• EXERCISE OBJECTIVE: Reproduce all lines of the listing below in which the word "this" occurs.

Part of a data file
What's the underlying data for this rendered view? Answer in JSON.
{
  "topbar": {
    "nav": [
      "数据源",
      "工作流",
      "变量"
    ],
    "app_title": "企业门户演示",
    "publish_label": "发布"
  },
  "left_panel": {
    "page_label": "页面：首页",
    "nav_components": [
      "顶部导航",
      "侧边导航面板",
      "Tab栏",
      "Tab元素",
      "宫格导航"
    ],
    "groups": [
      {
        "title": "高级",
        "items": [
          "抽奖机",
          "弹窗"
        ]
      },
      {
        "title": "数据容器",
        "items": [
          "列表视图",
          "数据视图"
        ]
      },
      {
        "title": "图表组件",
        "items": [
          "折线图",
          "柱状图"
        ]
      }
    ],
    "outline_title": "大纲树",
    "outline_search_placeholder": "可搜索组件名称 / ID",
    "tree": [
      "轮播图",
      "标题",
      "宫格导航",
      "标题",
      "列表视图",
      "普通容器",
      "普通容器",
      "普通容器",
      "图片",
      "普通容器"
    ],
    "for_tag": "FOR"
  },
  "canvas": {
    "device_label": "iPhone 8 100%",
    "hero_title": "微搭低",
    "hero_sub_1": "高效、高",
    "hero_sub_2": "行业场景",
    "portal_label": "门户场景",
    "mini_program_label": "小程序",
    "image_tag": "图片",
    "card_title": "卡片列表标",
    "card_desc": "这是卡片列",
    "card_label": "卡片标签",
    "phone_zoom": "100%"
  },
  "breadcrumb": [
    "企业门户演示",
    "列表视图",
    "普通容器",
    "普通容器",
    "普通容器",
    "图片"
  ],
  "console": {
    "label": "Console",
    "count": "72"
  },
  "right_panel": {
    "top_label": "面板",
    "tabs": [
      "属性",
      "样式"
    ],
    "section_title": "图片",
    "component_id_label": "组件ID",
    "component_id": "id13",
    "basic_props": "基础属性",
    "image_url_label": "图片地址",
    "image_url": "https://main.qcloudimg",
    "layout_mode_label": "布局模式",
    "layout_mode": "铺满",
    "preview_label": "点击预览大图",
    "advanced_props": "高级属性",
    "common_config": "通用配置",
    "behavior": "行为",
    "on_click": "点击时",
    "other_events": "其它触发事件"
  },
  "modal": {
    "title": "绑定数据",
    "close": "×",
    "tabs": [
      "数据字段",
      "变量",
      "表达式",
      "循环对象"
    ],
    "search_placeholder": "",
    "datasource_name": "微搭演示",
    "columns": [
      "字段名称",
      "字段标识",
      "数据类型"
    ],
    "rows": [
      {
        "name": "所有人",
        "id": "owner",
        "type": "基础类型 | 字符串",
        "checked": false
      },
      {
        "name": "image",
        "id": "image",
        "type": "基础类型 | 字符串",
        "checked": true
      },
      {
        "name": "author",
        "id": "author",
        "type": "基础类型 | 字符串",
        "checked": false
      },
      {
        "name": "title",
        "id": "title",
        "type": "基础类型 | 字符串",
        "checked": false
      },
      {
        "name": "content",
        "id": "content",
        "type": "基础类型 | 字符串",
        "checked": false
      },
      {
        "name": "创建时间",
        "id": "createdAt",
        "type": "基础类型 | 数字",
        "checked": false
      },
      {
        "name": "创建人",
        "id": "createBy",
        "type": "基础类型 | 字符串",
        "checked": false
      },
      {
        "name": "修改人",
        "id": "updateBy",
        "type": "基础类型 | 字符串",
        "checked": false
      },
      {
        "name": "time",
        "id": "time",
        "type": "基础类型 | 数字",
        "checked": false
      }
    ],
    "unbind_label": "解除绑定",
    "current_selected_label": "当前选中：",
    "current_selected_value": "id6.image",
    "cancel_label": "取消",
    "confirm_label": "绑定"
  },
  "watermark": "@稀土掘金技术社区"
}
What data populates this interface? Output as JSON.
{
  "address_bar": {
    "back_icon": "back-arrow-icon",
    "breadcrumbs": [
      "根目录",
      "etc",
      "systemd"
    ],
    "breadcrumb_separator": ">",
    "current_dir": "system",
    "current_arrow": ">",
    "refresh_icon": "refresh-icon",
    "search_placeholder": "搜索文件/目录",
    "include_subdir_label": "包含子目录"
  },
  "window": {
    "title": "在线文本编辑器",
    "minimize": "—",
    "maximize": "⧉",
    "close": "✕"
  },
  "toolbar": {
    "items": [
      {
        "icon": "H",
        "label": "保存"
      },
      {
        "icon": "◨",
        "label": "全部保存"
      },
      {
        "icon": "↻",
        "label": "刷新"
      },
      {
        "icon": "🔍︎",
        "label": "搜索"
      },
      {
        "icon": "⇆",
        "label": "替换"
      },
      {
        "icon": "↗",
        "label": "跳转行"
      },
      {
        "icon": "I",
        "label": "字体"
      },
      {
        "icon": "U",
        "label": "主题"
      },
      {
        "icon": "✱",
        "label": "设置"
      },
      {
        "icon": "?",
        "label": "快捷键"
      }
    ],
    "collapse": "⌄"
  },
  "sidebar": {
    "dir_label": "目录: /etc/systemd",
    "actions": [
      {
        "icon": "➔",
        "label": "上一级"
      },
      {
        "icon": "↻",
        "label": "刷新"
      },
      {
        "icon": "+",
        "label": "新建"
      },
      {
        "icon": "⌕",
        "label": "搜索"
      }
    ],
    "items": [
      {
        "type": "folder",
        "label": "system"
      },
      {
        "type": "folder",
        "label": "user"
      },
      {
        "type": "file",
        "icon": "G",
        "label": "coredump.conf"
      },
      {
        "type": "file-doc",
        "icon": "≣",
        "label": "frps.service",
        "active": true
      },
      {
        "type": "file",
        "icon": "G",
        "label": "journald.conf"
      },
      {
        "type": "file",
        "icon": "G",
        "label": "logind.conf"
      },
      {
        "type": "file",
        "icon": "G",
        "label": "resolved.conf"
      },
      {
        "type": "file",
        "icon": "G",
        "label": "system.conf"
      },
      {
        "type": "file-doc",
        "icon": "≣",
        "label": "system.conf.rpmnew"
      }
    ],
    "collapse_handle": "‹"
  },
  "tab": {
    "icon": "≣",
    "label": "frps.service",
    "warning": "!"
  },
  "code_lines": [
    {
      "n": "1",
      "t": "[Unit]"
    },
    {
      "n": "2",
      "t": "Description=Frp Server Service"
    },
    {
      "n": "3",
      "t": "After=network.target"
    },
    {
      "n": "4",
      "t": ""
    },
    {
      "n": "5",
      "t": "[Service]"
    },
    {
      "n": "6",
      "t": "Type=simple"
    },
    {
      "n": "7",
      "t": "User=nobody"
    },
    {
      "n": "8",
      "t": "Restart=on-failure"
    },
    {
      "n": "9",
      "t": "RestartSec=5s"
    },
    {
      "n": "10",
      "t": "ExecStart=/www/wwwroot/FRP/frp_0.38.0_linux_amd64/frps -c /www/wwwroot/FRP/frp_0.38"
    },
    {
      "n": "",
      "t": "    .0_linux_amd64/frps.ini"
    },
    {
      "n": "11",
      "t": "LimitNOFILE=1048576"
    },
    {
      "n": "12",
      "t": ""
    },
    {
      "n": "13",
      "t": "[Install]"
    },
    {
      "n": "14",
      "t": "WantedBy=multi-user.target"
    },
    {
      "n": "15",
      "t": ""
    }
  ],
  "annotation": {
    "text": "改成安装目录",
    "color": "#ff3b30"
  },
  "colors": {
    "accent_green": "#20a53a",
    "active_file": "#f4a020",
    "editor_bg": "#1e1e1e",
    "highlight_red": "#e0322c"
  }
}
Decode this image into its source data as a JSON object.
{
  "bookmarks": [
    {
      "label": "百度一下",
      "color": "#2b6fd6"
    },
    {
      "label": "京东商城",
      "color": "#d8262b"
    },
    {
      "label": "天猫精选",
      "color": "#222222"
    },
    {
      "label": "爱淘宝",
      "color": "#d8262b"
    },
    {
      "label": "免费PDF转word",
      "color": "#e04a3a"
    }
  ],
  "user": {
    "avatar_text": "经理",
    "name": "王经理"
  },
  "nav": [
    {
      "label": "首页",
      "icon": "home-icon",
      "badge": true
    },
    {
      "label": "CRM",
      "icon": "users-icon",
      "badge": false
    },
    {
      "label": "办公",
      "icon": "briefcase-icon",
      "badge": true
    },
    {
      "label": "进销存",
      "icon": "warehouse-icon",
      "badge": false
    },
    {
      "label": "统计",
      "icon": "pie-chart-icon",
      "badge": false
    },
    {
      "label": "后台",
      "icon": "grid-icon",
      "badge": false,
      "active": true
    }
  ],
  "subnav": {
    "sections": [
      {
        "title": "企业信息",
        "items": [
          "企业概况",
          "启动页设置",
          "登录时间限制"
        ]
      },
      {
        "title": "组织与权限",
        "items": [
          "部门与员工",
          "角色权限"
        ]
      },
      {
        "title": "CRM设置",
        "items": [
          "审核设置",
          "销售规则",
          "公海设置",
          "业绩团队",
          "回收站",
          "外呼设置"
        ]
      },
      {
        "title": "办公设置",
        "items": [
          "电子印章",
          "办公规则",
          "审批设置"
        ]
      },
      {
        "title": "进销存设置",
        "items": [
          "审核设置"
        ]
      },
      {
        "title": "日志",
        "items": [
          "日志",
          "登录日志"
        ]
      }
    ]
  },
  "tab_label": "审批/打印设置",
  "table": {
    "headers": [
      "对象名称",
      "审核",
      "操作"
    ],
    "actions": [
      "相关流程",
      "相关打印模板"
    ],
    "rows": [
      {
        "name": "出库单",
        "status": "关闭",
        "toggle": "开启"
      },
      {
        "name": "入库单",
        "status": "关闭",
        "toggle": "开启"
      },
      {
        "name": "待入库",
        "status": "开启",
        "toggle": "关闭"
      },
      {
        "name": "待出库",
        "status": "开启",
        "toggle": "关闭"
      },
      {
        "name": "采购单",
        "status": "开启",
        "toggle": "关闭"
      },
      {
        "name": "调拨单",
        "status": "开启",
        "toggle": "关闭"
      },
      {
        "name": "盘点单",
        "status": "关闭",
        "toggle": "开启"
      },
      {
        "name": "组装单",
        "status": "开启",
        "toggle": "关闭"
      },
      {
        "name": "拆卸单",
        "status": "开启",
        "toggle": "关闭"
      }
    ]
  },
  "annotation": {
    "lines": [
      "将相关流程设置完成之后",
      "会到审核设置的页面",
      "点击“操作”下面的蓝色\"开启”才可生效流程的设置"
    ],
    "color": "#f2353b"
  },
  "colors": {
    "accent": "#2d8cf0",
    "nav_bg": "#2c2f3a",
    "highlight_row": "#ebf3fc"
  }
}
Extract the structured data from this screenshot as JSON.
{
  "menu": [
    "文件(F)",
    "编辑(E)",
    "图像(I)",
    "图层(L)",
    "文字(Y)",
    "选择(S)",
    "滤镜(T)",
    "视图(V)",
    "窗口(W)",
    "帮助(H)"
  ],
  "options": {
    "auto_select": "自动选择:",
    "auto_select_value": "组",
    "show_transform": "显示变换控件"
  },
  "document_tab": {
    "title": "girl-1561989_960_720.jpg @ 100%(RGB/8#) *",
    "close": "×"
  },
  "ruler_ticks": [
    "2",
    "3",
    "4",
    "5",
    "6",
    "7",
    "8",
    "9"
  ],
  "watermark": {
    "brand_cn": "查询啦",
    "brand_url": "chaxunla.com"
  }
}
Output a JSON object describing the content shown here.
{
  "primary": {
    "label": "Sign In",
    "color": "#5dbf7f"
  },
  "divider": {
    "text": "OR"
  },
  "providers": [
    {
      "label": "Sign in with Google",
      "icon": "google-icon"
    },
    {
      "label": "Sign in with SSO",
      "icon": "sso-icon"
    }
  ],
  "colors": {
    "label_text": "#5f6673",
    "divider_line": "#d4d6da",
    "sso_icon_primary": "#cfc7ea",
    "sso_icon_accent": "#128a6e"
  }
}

• TASK ANSWER:
What's the underlying data for this rendered view? Answer in JSON.
What data populates this interface? Output as JSON.
Decode this image into its source data as a JSON object.
Extract the structured data from this screenshot as JSON.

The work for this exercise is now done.